[Stored data entries]
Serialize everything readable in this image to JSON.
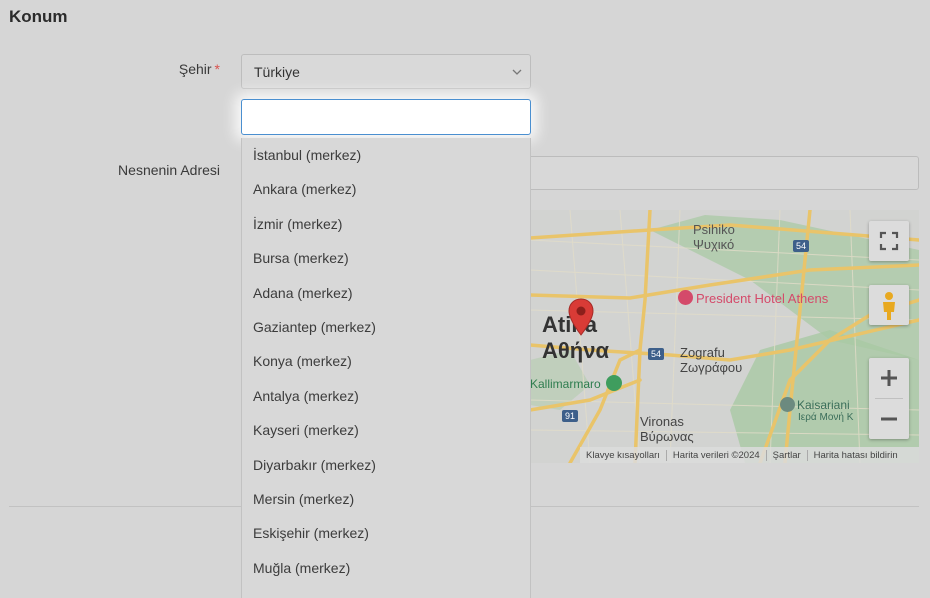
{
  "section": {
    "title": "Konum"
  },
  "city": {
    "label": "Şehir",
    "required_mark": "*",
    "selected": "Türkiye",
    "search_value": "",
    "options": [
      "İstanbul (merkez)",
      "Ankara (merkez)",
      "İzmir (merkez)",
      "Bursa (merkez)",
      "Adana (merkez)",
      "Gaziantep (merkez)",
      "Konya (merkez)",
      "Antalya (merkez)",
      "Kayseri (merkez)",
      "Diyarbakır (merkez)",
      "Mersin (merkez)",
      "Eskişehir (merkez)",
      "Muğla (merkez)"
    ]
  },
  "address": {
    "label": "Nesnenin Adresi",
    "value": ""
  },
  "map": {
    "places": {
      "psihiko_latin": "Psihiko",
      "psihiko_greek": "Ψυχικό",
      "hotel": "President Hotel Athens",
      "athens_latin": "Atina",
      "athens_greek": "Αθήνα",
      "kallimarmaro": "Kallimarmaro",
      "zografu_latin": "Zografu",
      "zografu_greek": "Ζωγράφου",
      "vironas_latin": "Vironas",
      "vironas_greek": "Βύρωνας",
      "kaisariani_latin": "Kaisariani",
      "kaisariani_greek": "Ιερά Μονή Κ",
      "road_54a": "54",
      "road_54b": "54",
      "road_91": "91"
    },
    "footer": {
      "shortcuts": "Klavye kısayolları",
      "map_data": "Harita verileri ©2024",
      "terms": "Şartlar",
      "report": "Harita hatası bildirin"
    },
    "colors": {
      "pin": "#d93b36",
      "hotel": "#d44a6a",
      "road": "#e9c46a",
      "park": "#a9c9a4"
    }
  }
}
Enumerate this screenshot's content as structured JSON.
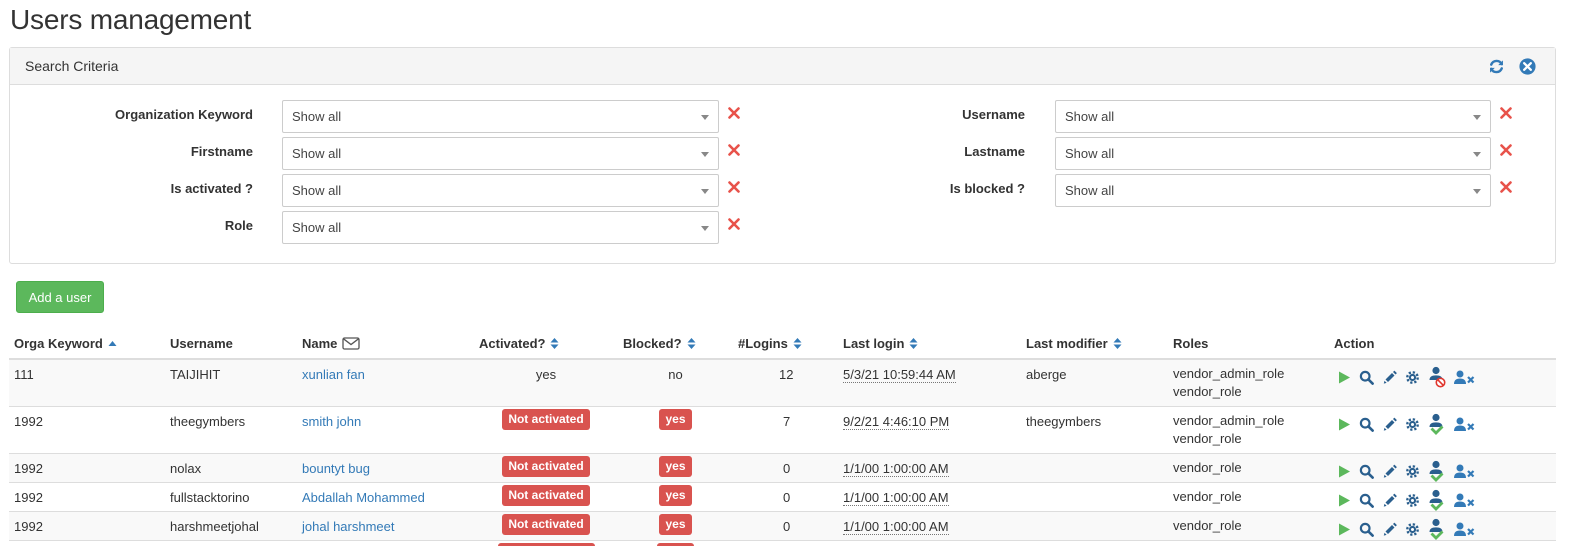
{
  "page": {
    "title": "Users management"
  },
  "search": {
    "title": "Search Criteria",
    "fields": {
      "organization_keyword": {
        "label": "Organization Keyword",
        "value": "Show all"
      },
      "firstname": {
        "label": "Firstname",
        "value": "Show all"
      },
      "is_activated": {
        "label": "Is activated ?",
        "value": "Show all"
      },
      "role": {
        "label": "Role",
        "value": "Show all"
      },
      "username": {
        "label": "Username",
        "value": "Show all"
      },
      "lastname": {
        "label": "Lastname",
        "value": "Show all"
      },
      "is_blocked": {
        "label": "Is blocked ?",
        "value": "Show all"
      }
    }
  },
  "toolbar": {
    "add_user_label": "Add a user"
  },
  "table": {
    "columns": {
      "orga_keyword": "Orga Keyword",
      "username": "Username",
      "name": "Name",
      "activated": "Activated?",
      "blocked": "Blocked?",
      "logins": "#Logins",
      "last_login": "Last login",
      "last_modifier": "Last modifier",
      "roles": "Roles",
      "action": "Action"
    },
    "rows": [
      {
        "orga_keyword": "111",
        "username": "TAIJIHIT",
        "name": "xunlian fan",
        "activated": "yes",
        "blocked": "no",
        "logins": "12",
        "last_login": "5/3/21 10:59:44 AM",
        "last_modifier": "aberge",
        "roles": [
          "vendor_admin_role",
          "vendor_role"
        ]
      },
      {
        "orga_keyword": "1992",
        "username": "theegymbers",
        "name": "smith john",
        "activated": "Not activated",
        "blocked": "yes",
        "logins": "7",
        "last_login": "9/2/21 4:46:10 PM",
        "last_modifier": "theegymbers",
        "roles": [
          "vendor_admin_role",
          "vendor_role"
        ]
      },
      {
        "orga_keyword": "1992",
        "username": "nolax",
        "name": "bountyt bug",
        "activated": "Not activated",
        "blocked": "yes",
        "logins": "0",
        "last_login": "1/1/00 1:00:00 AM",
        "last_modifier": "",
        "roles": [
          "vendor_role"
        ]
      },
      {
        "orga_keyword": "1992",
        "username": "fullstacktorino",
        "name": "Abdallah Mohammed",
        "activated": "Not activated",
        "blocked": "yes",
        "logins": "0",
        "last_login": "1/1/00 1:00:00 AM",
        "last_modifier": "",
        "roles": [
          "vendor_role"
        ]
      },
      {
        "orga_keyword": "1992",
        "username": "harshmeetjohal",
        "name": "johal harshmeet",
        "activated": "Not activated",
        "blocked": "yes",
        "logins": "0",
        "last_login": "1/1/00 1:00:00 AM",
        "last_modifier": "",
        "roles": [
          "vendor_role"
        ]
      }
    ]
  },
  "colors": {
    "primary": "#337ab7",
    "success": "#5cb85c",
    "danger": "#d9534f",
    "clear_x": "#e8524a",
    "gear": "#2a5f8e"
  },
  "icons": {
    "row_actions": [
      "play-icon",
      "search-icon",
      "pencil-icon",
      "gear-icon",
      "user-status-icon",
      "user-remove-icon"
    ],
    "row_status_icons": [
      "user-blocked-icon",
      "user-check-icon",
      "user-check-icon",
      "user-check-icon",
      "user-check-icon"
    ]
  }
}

(Work to be completed):
Copy each line in full and exactly, omitting any picture.

(Written solution):
Serialize everything readable in this image to JSON.
{
  "section": {
    "title": "Konum"
  },
  "city": {
    "label": "Şehir",
    "required_mark": "*",
    "selected": "Türkiye",
    "search_value": "",
    "options": [
      "İstanbul (merkez)",
      "Ankara (merkez)",
      "İzmir (merkez)",
      "Bursa (merkez)",
      "Adana (merkez)",
      "Gaziantep (merkez)",
      "Konya (merkez)",
      "Antalya (merkez)",
      "Kayseri (merkez)",
      "Diyarbakır (merkez)",
      "Mersin (merkez)",
      "Eskişehir (merkez)",
      "Muğla (merkez)"
    ]
  },
  "address": {
    "label": "Nesnenin Adresi",
    "value": ""
  },
  "map": {
    "places": {
      "psihiko_latin": "Psihiko",
      "psihiko_greek": "Ψυχικό",
      "hotel": "President Hotel Athens",
      "athens_latin": "Atina",
      "athens_greek": "Αθήνα",
      "kallimarmaro": "Kallimarmaro",
      "zografu_latin": "Zografu",
      "zografu_greek": "Ζωγράφου",
      "vironas_latin": "Vironas",
      "vironas_greek": "Βύρωνας",
      "kaisariani_latin": "Kaisariani",
      "kaisariani_greek": "Ιερά Μονή Κ",
      "road_54a": "54",
      "road_54b": "54",
      "road_91": "91"
    },
    "footer": {
      "shortcuts": "Klavye kısayolları",
      "map_data": "Harita verileri ©2024",
      "terms": "Şartlar",
      "report": "Harita hatası bildirin"
    },
    "colors": {
      "pin": "#d93b36",
      "hotel": "#d44a6a",
      "road": "#e9c46a",
      "park": "#a9c9a4"
    }
  }
}
Enumerate this screenshot's content as structured JSON.
{
  "page": {
    "title": "Users management"
  },
  "search": {
    "title": "Search Criteria",
    "fields": {
      "organization_keyword": {
        "label": "Organization Keyword",
        "value": "Show all"
      },
      "firstname": {
        "label": "Firstname",
        "value": "Show all"
      },
      "is_activated": {
        "label": "Is activated ?",
        "value": "Show all"
      },
      "role": {
        "label": "Role",
        "value": "Show all"
      },
      "username": {
        "label": "Username",
        "value": "Show all"
      },
      "lastname": {
        "label": "Lastname",
        "value": "Show all"
      },
      "is_blocked": {
        "label": "Is blocked ?",
        "value": "Show all"
      }
    }
  },
  "toolbar": {
    "add_user_label": "Add a user"
  },
  "table": {
    "columns": {
      "orga_keyword": "Orga Keyword",
      "username": "Username",
      "name": "Name",
      "activated": "Activated?",
      "blocked": "Blocked?",
      "logins": "#Logins",
      "last_login": "Last login",
      "last_modifier": "Last modifier",
      "roles": "Roles",
      "action": "Action"
    },
    "rows": [
      {
        "orga_keyword": "111",
        "username": "TAIJIHIT",
        "name": "xunlian fan",
        "activated": "yes",
        "blocked": "no",
        "logins": "12",
        "last_login": "5/3/21 10:59:44 AM",
        "last_modifier": "aberge",
        "roles": [
          "vendor_admin_role",
          "vendor_role"
        ]
      },
      {
        "orga_keyword": "1992",
        "username": "theegymbers",
        "name": "smith john",
        "activated": "Not activated",
        "blocked": "yes",
        "logins": "7",
        "last_login": "9/2/21 4:46:10 PM",
        "last_modifier": "theegymbers",
        "roles": [
          "vendor_admin_role",
          "vendor_role"
        ]
      },
      {
        "orga_keyword": "1992",
        "username": "nolax",
        "name": "bountyt bug",
        "activated": "Not activated",
        "blocked": "yes",
        "logins": "0",
        "last_login": "1/1/00 1:00:00 AM",
        "last_modifier": "",
        "roles": [
          "vendor_role"
        ]
      },
      {
        "orga_keyword": "1992",
        "username": "fullstacktorino",
        "name": "Abdallah Mohammed",
        "activated": "Not activated",
        "blocked": "yes",
        "logins": "0",
        "last_login": "1/1/00 1:00:00 AM",
        "last_modifier": "",
        "roles": [
          "vendor_role"
        ]
      },
      {
        "orga_keyword": "1992",
        "username": "harshmeetjohal",
        "name": "johal harshmeet",
        "activated": "Not activated",
        "blocked": "yes",
        "logins": "0",
        "last_login": "1/1/00 1:00:00 AM",
        "last_modifier": "",
        "roles": [
          "vendor_role"
        ]
      }
    ]
  },
  "colors": {
    "primary": "#337ab7",
    "success": "#5cb85c",
    "danger": "#d9534f",
    "clear_x": "#e8524a",
    "gear": "#2a5f8e"
  },
  "icons": {
    "row_actions": [
      "play-icon",
      "search-icon",
      "pencil-icon",
      "gear-icon",
      "user-status-icon",
      "user-remove-icon"
    ],
    "row_status_icons": [
      "user-blocked-icon",
      "user-check-icon",
      "user-check-icon",
      "user-check-icon",
      "user-check-icon"
    ]
  }
}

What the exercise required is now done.